* **Problem to work on**
Send back the entries below exactly as they appear.

* **Materials provided**

•••

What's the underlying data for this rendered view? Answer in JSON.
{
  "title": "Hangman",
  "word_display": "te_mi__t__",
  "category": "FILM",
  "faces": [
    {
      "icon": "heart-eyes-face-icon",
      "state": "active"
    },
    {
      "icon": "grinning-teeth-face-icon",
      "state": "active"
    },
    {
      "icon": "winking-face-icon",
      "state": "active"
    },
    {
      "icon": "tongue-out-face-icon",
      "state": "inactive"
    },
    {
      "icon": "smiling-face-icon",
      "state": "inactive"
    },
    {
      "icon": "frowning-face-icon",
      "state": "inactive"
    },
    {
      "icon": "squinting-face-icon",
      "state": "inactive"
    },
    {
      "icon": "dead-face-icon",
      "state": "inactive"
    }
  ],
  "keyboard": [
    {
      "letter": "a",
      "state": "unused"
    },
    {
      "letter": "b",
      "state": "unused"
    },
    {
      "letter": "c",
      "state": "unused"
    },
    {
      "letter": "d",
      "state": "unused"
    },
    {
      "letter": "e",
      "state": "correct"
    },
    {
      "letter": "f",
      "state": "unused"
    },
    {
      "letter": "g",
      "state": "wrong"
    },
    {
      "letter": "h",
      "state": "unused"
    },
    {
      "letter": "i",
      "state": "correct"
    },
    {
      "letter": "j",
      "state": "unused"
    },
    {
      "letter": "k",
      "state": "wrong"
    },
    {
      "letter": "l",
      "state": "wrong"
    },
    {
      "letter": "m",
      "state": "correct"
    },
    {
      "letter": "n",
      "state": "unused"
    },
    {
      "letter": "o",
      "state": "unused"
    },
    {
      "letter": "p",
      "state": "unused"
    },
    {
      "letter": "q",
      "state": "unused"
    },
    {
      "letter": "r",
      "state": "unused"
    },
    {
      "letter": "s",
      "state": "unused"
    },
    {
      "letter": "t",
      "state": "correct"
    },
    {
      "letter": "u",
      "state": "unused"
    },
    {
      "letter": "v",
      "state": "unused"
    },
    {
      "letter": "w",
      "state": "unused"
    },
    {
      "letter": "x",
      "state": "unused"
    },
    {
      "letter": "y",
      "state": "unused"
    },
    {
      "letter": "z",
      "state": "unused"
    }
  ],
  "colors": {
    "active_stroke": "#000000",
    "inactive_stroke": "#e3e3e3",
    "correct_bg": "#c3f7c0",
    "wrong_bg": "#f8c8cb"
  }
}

•••

* **Answer to this exercise**
What's the underlying data for this rendered view? Answer in JSON.
{
  "title": "Hangman",
  "word_display": "te_mi__t__",
  "category": "FILM",
  "faces": [
    {
      "icon": "heart-eyes-face-icon",
      "state": "active"
    },
    {
      "icon": "grinning-teeth-face-icon",
      "state": "active"
    },
    {
      "icon": "winking-face-icon",
      "state": "active"
    },
    {
      "icon": "tongue-out-face-icon",
      "state": "inactive"
    },
    {
      "icon": "smiling-face-icon",
      "state": "inactive"
    },
    {
      "icon": "frowning-face-icon",
      "state": "inactive"
    },
    {
      "icon": "squinting-face-icon",
      "state": "inactive"
    },
    {
      "icon": "dead-face-icon",
      "state": "inactive"
    }
  ],
  "keyboard": [
    {
      "letter": "a",
      "state": "unused"
    },
    {
      "letter": "b",
      "state": "unused"
    },
    {
      "letter": "c",
      "state": "unused"
    },
    {
      "letter": "d",
      "state": "unused"
    },
    {
      "letter": "e",
      "state": "correct"
    },
    {
      "letter": "f",
      "state": "unused"
    },
    {
      "letter": "g",
      "state": "wrong"
    },
    {
      "letter": "h",
      "state": "unused"
    },
    {
      "letter": "i",
      "state": "correct"
    },
    {
      "letter": "j",
      "state": "unused"
    },
    {
      "letter": "k",
      "state": "wrong"
    },
    {
      "letter": "l",
      "state": "wrong"
    },
    {
      "letter": "m",
      "state": "correct"
    },
    {
      "letter": "n",
      "state": "unused"
    },
    {
      "letter": "o",
      "state": "unused"
    },
    {
      "letter": "p",
      "state": "unused"
    },
    {
      "letter": "q",
      "state": "unused"
    },
    {
      "letter": "r",
      "state": "unused"
    },
    {
      "letter": "s",
      "state": "unused"
    },
    {
      "letter": "t",
      "state": "correct"
    },
    {
      "letter": "u",
      "state": "unused"
    },
    {
      "letter": "v",
      "state": "unused"
    },
    {
      "letter": "w",
      "state": "unused"
    },
    {
      "letter": "x",
      "state": "unused"
    },
    {
      "letter": "y",
      "state": "unused"
    },
    {
      "letter": "z",
      "state": "unused"
    }
  ],
  "colors": {
    "active_stroke": "#000000",
    "inactive_stroke": "#e3e3e3",
    "correct_bg": "#c3f7c0",
    "wrong_bg": "#f8c8cb"
  }
}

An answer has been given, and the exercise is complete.